(Recorded data)
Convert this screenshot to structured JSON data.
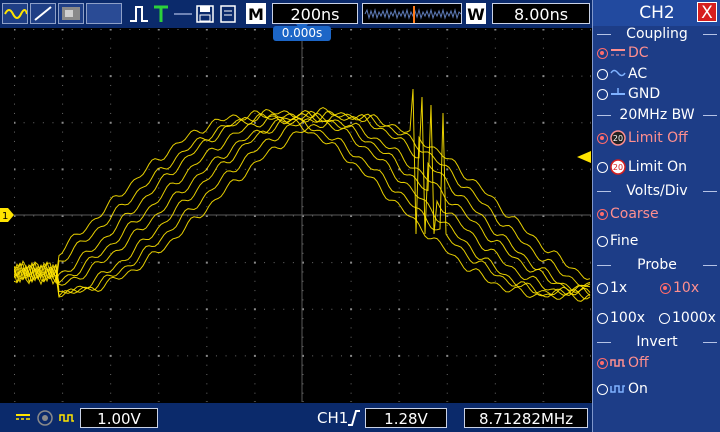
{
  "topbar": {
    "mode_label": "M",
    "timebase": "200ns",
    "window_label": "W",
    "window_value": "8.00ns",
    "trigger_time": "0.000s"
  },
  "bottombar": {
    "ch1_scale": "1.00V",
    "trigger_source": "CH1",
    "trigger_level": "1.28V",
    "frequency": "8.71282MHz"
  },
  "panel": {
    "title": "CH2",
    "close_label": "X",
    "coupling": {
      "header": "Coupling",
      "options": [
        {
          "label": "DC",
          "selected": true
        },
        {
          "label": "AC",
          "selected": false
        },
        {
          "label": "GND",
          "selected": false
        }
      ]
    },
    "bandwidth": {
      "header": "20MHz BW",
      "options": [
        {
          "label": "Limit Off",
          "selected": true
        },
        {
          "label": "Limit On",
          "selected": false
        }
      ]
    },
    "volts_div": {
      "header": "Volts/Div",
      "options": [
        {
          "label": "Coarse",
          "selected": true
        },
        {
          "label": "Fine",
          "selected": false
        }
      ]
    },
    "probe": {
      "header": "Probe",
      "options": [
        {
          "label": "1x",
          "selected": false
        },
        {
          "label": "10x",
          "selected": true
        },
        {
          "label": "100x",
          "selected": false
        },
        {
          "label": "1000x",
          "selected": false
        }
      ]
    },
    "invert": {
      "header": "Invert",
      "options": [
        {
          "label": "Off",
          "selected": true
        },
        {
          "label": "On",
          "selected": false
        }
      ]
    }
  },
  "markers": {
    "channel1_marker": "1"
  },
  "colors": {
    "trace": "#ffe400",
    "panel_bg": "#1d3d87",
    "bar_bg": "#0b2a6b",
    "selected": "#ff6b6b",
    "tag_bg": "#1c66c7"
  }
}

== REQUEST ==
Restate each entry word for word, please, but drop any images it holds.

== RESULT ==
Convert this screenshot to structured JSON data.
{
  "topbar": {
    "mode_label": "M",
    "timebase": "200ns",
    "window_label": "W",
    "window_value": "8.00ns",
    "trigger_time": "0.000s"
  },
  "bottombar": {
    "ch1_scale": "1.00V",
    "trigger_source": "CH1",
    "trigger_level": "1.28V",
    "frequency": "8.71282MHz"
  },
  "panel": {
    "title": "CH2",
    "close_label": "X",
    "coupling": {
      "header": "Coupling",
      "options": [
        {
          "label": "DC",
          "selected": true
        },
        {
          "label": "AC",
          "selected": false
        },
        {
          "label": "GND",
          "selected": false
        }
      ]
    },
    "bandwidth": {
      "header": "20MHz BW",
      "options": [
        {
          "label": "Limit Off",
          "selected": true
        },
        {
          "label": "Limit On",
          "selected": false
        }
      ]
    },
    "volts_div": {
      "header": "Volts/Div",
      "options": [
        {
          "label": "Coarse",
          "selected": true
        },
        {
          "label": "Fine",
          "selected": false
        }
      ]
    },
    "probe": {
      "header": "Probe",
      "options": [
        {
          "label": "1x",
          "selected": false
        },
        {
          "label": "10x",
          "selected": true
        },
        {
          "label": "100x",
          "selected": false
        },
        {
          "label": "1000x",
          "selected": false
        }
      ]
    },
    "invert": {
      "header": "Invert",
      "options": [
        {
          "label": "Off",
          "selected": true
        },
        {
          "label": "On",
          "selected": false
        }
      ]
    }
  },
  "markers": {
    "channel1_marker": "1"
  },
  "colors": {
    "trace": "#ffe400",
    "panel_bg": "#1d3d87",
    "bar_bg": "#0b2a6b",
    "selected": "#ff6b6b",
    "tag_bg": "#1c66c7"
  }
}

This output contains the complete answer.